INPUT FOR THIS TASK
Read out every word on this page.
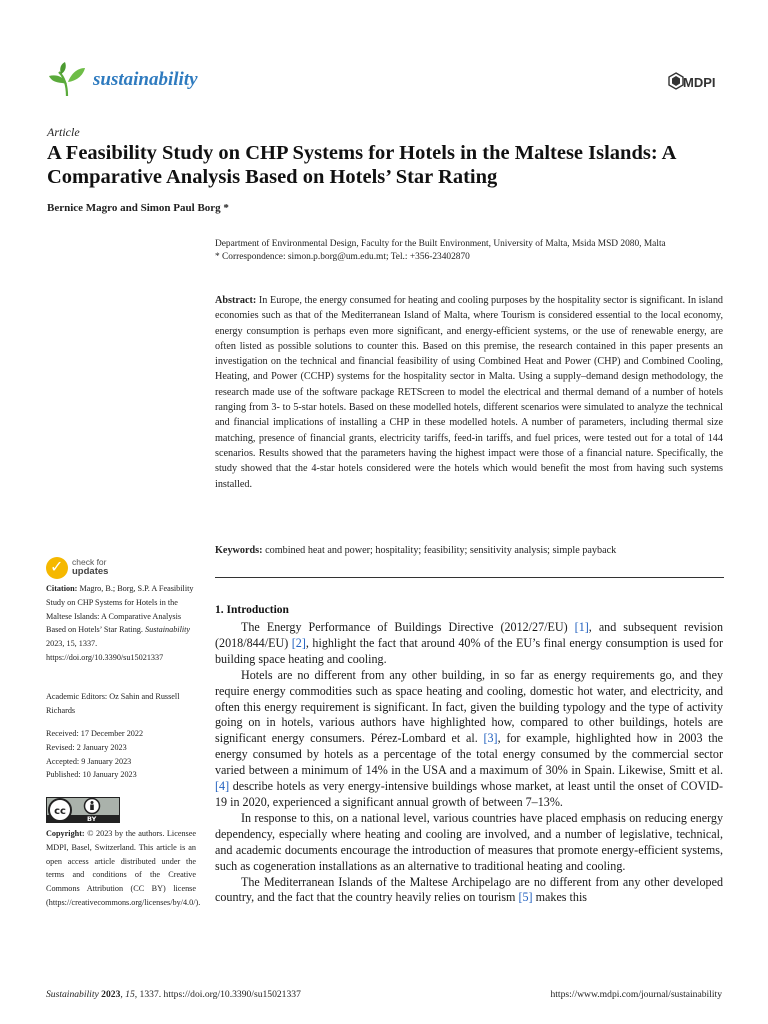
sustainability	MDPI
Article
A Feasibility Study on CHP Systems for Hotels in the Maltese Islands: A Comparative Analysis Based on Hotels’ Star Rating
Bernice Magro and Simon Paul Borg *
Department of Environmental Design, Faculty for the Built Environment, University of Malta, Msida MSD 2080, Malta
* Correspondence: simon.p.borg@um.edu.mt; Tel.: +356-23402870
Abstract: In Europe, the energy consumed for heating and cooling purposes by the hospitality sector is significant. In island economies such as that of the Mediterranean Island of Malta, where Tourism is considered essential to the local economy, energy consumption is perhaps even more significant, and energy-efficient systems, or the use of renewable energy, are often listed as possible solutions to counter this. Based on this premise, the research contained in this paper presents an investigation on the technical and financial feasibility of using Combined Heat and Power (CHP) and Combined Cooling, Heating, and Power (CCHP) systems for the hospitality sector in Malta. Using a supply–demand design methodology, the research made use of the software package RETScreen to model the electrical and thermal demand of a number of hotels ranging from 3- to 5-star hotels. Based on these modelled hotels, different scenarios were simulated to analyze the technical and financial implications of installing a CHP in these modelled hotels. A number of parameters, including thermal size matching, presence of financial grants, electricity tariffs, feed-in tariffs, and fuel prices, were tested out for a total of 144 scenarios. Results showed that the parameters having the highest impact were those of a financial nature. Specifically, the study showed that the 4-star hotels considered were the hotels which would benefit the most from having such systems installed.
Keywords: combined heat and power; hospitality; feasibility; sensitivity analysis; simple payback
✓ check for
updates
Citation: Magro, B.; Borg, S.P. A Feasibility Study on CHP Systems for Hotels in the Maltese Islands: A Comparative Analysis Based on Hotels’ Star Rating. Sustainability 2023, 15, 1337. https://doi.org/10.3390/su15021337
Academic Editors: Oz Sahin and Russell Richards
Received: 17 December 2022
Revised: 2 January 2023
Accepted: 9 January 2023
Published: 10 January 2023
cc
BY
Copyright: © 2023 by the authors. Licensee MDPI, Basel, Switzerland. This article is an open access article distributed under the terms and conditions of the Creative Commons Attribution (CC BY) license (https://creativecommons.org/licenses/by/4.0/).
1. Introduction

The Energy Performance of Buildings Directive (2012/27/EU) [1], and subsequent revision (2018/844/EU) [2], highlight the fact that around 40% of the EU’s final energy consumption is used for building space heating and cooling.

Hotels are no different from any other building, in so far as energy requirements go, and they require energy commodities such as space heating and cooling, domestic hot water, and electricity, and often this energy requirement is significant. In fact, given the building typology and the type of activity going on in hotels, various authors have highlighted how, compared to other buildings, hotels are significant energy consumers. Pérez-Lombard et al. [3], for example, highlighted how in 2003 the energy consumed by hotels as a percentage of the total energy consumed by the commercial sector varied between a minimum of 14% in the USA and a maximum of 30% in Spain. Likewise, Smitt et al. [4] describe hotels as very energy-intensive buildings whose market, at least until the onset of COVID-19 in 2020, experienced a significant annual growth of between 7–13%.

In response to this, on a national level, various countries have placed emphasis on reducing energy dependency, especially where heating and cooling are involved, and a number of legislative, technical, and academic documents encourage the introduction of measures that promote energy-efficient systems, such as cogeneration installations as an alternative to traditional heating and cooling.

The Mediterranean Islands of the Maltese Archipelago are no different from any other developed country, and the fact that the country heavily relies on tourism [5] makes this

Sustainability 2023, 15, 1337. https://doi.org/10.3390/su15021337	https://www.mdpi.com/journal/sustainability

EXERCISE OBJECTIVE
Retype each line of the listing above word for word. Exclude the pictures.

WRITTEN SOLUTION
Read out every word on this page.
sustainability	MDPI
Article
A Feasibility Study on CHP Systems for Hotels in the Maltese Islands: A Comparative Analysis Based on Hotels’ Star Rating
Bernice Magro and Simon Paul Borg *
Department of Environmental Design, Faculty for the Built Environment, University of Malta, Msida MSD 2080, Malta
* Correspondence: simon.p.borg@um.edu.mt; Tel.: +356-23402870
Abstract: In Europe, the energy consumed for heating and cooling purposes by the hospitality sector is significant. In island economies such as that of the Mediterranean Island of Malta, where Tourism is considered essential to the local economy, energy consumption is perhaps even more significant, and energy-efficient systems, or the use of renewable energy, are often listed as possible solutions to counter this. Based on this premise, the research contained in this paper presents an investigation on the technical and financial feasibility of using Combined Heat and Power (CHP) and Combined Cooling, Heating, and Power (CCHP) systems for the hospitality sector in Malta. Using a supply–demand design methodology, the research made use of the software package RETScreen to model the electrical and thermal demand of a number of hotels ranging from 3- to 5-star hotels. Based on these modelled hotels, different scenarios were simulated to analyze the technical and financial implications of installing a CHP in these modelled hotels. A number of parameters, including thermal size matching, presence of financial grants, electricity tariffs, feed-in tariffs, and fuel prices, were tested out for a total of 144 scenarios. Results showed that the parameters having the highest impact were those of a financial nature. Specifically, the study showed that the 4-star hotels considered were the hotels which would benefit the most from having such systems installed.
Keywords: combined heat and power; hospitality; feasibility; sensitivity analysis; simple payback
✓ check for
updates
Citation: Magro, B.; Borg, S.P. A Feasibility Study on CHP Systems for Hotels in the Maltese Islands: A Comparative Analysis Based on Hotels’ Star Rating. Sustainability 2023, 15, 1337. https://doi.org/10.3390/su15021337
Academic Editors: Oz Sahin and Russell Richards
Received: 17 December 2022
Revised: 2 January 2023
Accepted: 9 January 2023
Published: 10 January 2023
cc
BY
Copyright: © 2023 by the authors. Licensee MDPI, Basel, Switzerland. This article is an open access article distributed under the terms and conditions of the Creative Commons Attribution (CC BY) license (https://creativecommons.org/licenses/by/4.0/).
1. Introduction

The Energy Performance of Buildings Directive (2012/27/EU) [1], and subsequent revision (2018/844/EU) [2], highlight the fact that around 40% of the EU’s final energy consumption is used for building space heating and cooling.

Hotels are no different from any other building, in so far as energy requirements go, and they require energy commodities such as space heating and cooling, domestic hot water, and electricity, and often this energy requirement is significant. In fact, given the building typology and the type of activity going on in hotels, various authors have highlighted how, compared to other buildings, hotels are significant energy consumers. Pérez-Lombard et al. [3], for example, highlighted how in 2003 the energy consumed by hotels as a percentage of the total energy consumed by the commercial sector varied between a minimum of 14% in the USA and a maximum of 30% in Spain. Likewise, Smitt et al. [4] describe hotels as very energy-intensive buildings whose market, at least until the onset of COVID-19 in 2020, experienced a significant annual growth of between 7–13%.

In response to this, on a national level, various countries have placed emphasis on reducing energy dependency, especially where heating and cooling are involved, and a number of legislative, technical, and academic documents encourage the introduction of measures that promote energy-efficient systems, such as cogeneration installations as an alternative to traditional heating and cooling.

The Mediterranean Islands of the Maltese Archipelago are no different from any other developed country, and the fact that the country heavily relies on tourism [5] makes this

Sustainability 2023, 15, 1337. https://doi.org/10.3390/su15021337	https://www.mdpi.com/journal/sustainability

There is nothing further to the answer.